> **Records to process**:
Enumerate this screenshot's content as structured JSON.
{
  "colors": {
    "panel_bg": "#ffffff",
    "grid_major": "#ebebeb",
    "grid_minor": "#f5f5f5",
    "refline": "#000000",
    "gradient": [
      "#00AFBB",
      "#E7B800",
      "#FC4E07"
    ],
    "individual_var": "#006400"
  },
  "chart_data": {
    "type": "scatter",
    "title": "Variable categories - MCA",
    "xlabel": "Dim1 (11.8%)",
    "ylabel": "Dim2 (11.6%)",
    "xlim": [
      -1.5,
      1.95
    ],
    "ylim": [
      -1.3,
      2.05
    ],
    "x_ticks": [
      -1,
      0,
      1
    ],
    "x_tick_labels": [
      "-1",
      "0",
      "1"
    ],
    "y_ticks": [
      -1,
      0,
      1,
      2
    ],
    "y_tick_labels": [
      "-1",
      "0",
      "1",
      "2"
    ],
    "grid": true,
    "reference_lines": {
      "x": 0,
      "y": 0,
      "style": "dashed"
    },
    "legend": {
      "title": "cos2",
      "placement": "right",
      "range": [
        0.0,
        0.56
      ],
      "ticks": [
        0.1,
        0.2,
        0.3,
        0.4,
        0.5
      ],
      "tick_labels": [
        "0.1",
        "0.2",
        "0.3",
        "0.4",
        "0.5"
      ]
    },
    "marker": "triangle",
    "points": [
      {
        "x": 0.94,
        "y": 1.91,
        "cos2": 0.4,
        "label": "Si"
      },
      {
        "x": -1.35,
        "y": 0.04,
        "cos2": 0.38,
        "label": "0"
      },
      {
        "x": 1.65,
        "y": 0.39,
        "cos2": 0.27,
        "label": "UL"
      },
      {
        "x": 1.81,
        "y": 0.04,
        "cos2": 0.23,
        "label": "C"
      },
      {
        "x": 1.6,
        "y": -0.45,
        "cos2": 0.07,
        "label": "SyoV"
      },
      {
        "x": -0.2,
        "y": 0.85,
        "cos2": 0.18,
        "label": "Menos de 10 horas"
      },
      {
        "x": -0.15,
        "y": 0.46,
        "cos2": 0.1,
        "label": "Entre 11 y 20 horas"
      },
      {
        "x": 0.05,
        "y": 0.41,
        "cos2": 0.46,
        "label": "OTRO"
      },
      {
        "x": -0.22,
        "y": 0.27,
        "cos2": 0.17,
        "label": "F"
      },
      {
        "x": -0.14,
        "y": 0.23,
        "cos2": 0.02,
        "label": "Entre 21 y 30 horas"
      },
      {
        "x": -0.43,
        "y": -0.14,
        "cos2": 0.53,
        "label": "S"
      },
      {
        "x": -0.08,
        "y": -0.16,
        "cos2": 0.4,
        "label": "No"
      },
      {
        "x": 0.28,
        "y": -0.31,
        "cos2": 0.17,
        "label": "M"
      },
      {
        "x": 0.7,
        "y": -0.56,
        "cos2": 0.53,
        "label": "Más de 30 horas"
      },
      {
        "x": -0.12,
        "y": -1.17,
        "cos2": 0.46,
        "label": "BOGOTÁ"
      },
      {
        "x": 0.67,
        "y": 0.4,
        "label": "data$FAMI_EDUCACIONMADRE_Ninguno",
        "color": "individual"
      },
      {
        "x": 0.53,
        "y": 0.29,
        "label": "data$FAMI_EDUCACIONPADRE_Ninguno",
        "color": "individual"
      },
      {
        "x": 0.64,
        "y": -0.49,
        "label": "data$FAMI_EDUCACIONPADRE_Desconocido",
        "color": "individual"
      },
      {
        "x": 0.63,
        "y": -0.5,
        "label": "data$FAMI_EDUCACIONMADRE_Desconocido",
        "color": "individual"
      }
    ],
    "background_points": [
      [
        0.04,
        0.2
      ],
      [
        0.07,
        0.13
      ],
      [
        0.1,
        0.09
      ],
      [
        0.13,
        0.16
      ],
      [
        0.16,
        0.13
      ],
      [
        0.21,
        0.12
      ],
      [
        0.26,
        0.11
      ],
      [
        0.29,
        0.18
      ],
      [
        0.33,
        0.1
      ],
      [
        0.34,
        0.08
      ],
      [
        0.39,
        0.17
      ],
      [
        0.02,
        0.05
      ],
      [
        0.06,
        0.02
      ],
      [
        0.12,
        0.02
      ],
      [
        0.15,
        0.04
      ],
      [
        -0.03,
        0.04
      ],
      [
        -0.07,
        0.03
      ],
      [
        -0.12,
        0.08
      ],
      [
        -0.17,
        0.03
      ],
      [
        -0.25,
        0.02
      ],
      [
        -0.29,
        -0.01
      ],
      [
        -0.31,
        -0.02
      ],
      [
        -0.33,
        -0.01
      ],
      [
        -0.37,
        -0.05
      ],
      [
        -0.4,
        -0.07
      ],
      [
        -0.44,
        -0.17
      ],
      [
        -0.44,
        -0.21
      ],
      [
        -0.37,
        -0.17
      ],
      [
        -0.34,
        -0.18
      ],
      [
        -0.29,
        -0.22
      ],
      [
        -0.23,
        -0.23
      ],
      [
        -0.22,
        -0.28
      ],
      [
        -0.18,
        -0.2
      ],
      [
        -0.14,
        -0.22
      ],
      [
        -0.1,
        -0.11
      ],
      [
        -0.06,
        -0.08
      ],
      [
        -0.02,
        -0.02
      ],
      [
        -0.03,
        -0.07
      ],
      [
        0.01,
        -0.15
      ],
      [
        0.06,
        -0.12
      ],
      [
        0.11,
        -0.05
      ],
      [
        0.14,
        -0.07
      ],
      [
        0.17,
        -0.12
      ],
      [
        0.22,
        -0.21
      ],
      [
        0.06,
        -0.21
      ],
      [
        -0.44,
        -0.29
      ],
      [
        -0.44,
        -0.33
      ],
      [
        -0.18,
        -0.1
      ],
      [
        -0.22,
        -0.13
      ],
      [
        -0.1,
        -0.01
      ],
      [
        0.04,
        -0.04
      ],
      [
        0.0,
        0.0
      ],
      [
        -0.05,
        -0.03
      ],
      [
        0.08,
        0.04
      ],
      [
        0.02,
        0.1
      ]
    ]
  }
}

> **The problem**: Each line of the material should be echoed exactly.

> **Written answer**:
Enumerate this screenshot's content as structured JSON.
{
  "colors": {
    "panel_bg": "#ffffff",
    "grid_major": "#ebebeb",
    "grid_minor": "#f5f5f5",
    "refline": "#000000",
    "gradient": [
      "#00AFBB",
      "#E7B800",
      "#FC4E07"
    ],
    "individual_var": "#006400"
  },
  "chart_data": {
    "type": "scatter",
    "title": "Variable categories - MCA",
    "xlabel": "Dim1 (11.8%)",
    "ylabel": "Dim2 (11.6%)",
    "xlim": [
      -1.5,
      1.95
    ],
    "ylim": [
      -1.3,
      2.05
    ],
    "x_ticks": [
      -1,
      0,
      1
    ],
    "x_tick_labels": [
      "-1",
      "0",
      "1"
    ],
    "y_ticks": [
      -1,
      0,
      1,
      2
    ],
    "y_tick_labels": [
      "-1",
      "0",
      "1",
      "2"
    ],
    "grid": true,
    "reference_lines": {
      "x": 0,
      "y": 0,
      "style": "dashed"
    },
    "legend": {
      "title": "cos2",
      "placement": "right",
      "range": [
        0.0,
        0.56
      ],
      "ticks": [
        0.1,
        0.2,
        0.3,
        0.4,
        0.5
      ],
      "tick_labels": [
        "0.1",
        "0.2",
        "0.3",
        "0.4",
        "0.5"
      ]
    },
    "marker": "triangle",
    "points": [
      {
        "x": 0.94,
        "y": 1.91,
        "cos2": 0.4,
        "label": "Si"
      },
      {
        "x": -1.35,
        "y": 0.04,
        "cos2": 0.38,
        "label": "0"
      },
      {
        "x": 1.65,
        "y": 0.39,
        "cos2": 0.27,
        "label": "UL"
      },
      {
        "x": 1.81,
        "y": 0.04,
        "cos2": 0.23,
        "label": "C"
      },
      {
        "x": 1.6,
        "y": -0.45,
        "cos2": 0.07,
        "label": "SyoV"
      },
      {
        "x": -0.2,
        "y": 0.85,
        "cos2": 0.18,
        "label": "Menos de 10 horas"
      },
      {
        "x": -0.15,
        "y": 0.46,
        "cos2": 0.1,
        "label": "Entre 11 y 20 horas"
      },
      {
        "x": 0.05,
        "y": 0.41,
        "cos2": 0.46,
        "label": "OTRO"
      },
      {
        "x": -0.22,
        "y": 0.27,
        "cos2": 0.17,
        "label": "F"
      },
      {
        "x": -0.14,
        "y": 0.23,
        "cos2": 0.02,
        "label": "Entre 21 y 30 horas"
      },
      {
        "x": -0.43,
        "y": -0.14,
        "cos2": 0.53,
        "label": "S"
      },
      {
        "x": -0.08,
        "y": -0.16,
        "cos2": 0.4,
        "label": "No"
      },
      {
        "x": 0.28,
        "y": -0.31,
        "cos2": 0.17,
        "label": "M"
      },
      {
        "x": 0.7,
        "y": -0.56,
        "cos2": 0.53,
        "label": "Más de 30 horas"
      },
      {
        "x": -0.12,
        "y": -1.17,
        "cos2": 0.46,
        "label": "BOGOTÁ"
      },
      {
        "x": 0.67,
        "y": 0.4,
        "label": "data$FAMI_EDUCACIONMADRE_Ninguno",
        "color": "individual"
      },
      {
        "x": 0.53,
        "y": 0.29,
        "label": "data$FAMI_EDUCACIONPADRE_Ninguno",
        "color": "individual"
      },
      {
        "x": 0.64,
        "y": -0.49,
        "label": "data$FAMI_EDUCACIONPADRE_Desconocido",
        "color": "individual"
      },
      {
        "x": 0.63,
        "y": -0.5,
        "label": "data$FAMI_EDUCACIONMADRE_Desconocido",
        "color": "individual"
      }
    ],
    "background_points": [
      [
        0.04,
        0.2
      ],
      [
        0.07,
        0.13
      ],
      [
        0.1,
        0.09
      ],
      [
        0.13,
        0.16
      ],
      [
        0.16,
        0.13
      ],
      [
        0.21,
        0.12
      ],
      [
        0.26,
        0.11
      ],
      [
        0.29,
        0.18
      ],
      [
        0.33,
        0.1
      ],
      [
        0.34,
        0.08
      ],
      [
        0.39,
        0.17
      ],
      [
        0.02,
        0.05
      ],
      [
        0.06,
        0.02
      ],
      [
        0.12,
        0.02
      ],
      [
        0.15,
        0.04
      ],
      [
        -0.03,
        0.04
      ],
      [
        -0.07,
        0.03
      ],
      [
        -0.12,
        0.08
      ],
      [
        -0.17,
        0.03
      ],
      [
        -0.25,
        0.02
      ],
      [
        -0.29,
        -0.01
      ],
      [
        -0.31,
        -0.02
      ],
      [
        -0.33,
        -0.01
      ],
      [
        -0.37,
        -0.05
      ],
      [
        -0.4,
        -0.07
      ],
      [
        -0.44,
        -0.17
      ],
      [
        -0.44,
        -0.21
      ],
      [
        -0.37,
        -0.17
      ],
      [
        -0.34,
        -0.18
      ],
      [
        -0.29,
        -0.22
      ],
      [
        -0.23,
        -0.23
      ],
      [
        -0.22,
        -0.28
      ],
      [
        -0.18,
        -0.2
      ],
      [
        -0.14,
        -0.22
      ],
      [
        -0.1,
        -0.11
      ],
      [
        -0.06,
        -0.08
      ],
      [
        -0.02,
        -0.02
      ],
      [
        -0.03,
        -0.07
      ],
      [
        0.01,
        -0.15
      ],
      [
        0.06,
        -0.12
      ],
      [
        0.11,
        -0.05
      ],
      [
        0.14,
        -0.07
      ],
      [
        0.17,
        -0.12
      ],
      [
        0.22,
        -0.21
      ],
      [
        0.06,
        -0.21
      ],
      [
        -0.44,
        -0.29
      ],
      [
        -0.44,
        -0.33
      ],
      [
        -0.18,
        -0.1
      ],
      [
        -0.22,
        -0.13
      ],
      [
        -0.1,
        -0.01
      ],
      [
        0.04,
        -0.04
      ],
      [
        0.0,
        0.0
      ],
      [
        -0.05,
        -0.03
      ],
      [
        0.08,
        0.04
      ],
      [
        0.02,
        0.1
      ]
    ]
  }
}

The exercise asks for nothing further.